Amy Valley, vice president for clinical strategy and technology solutions at Cardinal Health, weighs both the benefits and potential risks of physicians using artificial intelligence technology in their oncology practices.
We need to make sure we're not losing the art of medicine when implementing artifical intelligence (AI) into oncology care, according to Amy Valley, vice president for clinical strategy and technology solutions, Cardinal Health.
What are the most important uses of technology in community oncology and where is the use of technology in practices falling short of potential?
Well, I think it's a nice period that we're in that we have so much innovation going on in technology, and that gives practices a lot of options. But then the problem is, how do you decide which partners, which vendors, and then where we're falling short is the connectivity.
I think many of the products in the market have paid attention to making sure that price points are affordable and there's a good ROI [return on investment] based on the technology for the practice. But the integration cost and the ability to integrate is really I think where we're still falling short, and so that's got to improve.
I think some of the things with the Affordable Care Act around interoperability are going to keep incentivizing that integration to happen. But in the real world, every day practices are dealing with 12-plus vendors just to run their practice and to participate in these models. And there's cost toward having those integrations work, and there's time factors and impact. So, we've got to get better at the integration part of things in order for this all to work and the innovation to be the most meaningful.

What to work on:
In the text on technology in community oncology, how many vendors do practices deal with every day to run their practice?

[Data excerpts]
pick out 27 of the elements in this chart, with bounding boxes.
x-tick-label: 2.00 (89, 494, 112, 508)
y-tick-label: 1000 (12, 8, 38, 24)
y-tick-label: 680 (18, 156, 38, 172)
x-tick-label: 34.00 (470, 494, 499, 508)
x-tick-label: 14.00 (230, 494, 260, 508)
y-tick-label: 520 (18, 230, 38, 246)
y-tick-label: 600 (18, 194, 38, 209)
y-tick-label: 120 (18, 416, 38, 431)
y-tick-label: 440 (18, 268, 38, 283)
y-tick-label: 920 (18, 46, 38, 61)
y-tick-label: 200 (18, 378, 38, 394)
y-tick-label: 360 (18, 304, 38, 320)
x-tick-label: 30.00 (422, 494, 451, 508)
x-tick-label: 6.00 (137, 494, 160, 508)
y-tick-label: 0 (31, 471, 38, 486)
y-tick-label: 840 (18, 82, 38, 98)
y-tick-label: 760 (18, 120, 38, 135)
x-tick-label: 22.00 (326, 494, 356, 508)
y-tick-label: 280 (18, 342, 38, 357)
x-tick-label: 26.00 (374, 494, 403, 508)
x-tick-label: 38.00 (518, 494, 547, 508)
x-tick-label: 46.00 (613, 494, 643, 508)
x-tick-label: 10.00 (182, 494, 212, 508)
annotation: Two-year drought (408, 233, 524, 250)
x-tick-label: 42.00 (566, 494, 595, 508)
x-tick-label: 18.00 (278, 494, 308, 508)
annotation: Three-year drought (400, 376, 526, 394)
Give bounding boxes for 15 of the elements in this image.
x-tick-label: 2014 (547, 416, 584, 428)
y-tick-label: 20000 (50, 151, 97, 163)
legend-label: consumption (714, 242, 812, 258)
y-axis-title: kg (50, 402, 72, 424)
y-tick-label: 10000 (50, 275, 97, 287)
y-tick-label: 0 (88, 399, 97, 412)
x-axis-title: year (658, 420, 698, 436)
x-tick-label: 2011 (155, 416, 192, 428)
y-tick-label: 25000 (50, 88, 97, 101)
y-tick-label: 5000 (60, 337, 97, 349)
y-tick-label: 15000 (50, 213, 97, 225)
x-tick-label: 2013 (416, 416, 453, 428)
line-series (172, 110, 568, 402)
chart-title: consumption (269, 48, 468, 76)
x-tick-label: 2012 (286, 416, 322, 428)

Expected answer:
12-plus vendors.